### SET EXERCISE
Identify every line in the records below that contains the word "arrow", and copy each of those lines.

Records from a collection of figures:
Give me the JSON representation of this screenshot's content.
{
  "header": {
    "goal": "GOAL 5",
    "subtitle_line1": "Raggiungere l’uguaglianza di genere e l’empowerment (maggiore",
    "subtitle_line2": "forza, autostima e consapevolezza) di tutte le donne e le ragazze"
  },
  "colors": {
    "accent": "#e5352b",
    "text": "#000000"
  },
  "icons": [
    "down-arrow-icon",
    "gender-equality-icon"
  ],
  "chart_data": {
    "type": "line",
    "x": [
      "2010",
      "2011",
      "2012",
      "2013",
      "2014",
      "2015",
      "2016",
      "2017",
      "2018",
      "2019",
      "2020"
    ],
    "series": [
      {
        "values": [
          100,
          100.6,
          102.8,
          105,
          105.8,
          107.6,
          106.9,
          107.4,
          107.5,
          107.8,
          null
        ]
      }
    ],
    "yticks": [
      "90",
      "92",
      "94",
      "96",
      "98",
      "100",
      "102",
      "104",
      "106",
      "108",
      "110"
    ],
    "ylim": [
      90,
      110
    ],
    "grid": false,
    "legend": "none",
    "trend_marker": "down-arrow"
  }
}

### OUTPUT FOR THIS TASK
    "down-arrow-icon",
    "trend_marker": "down-arrow"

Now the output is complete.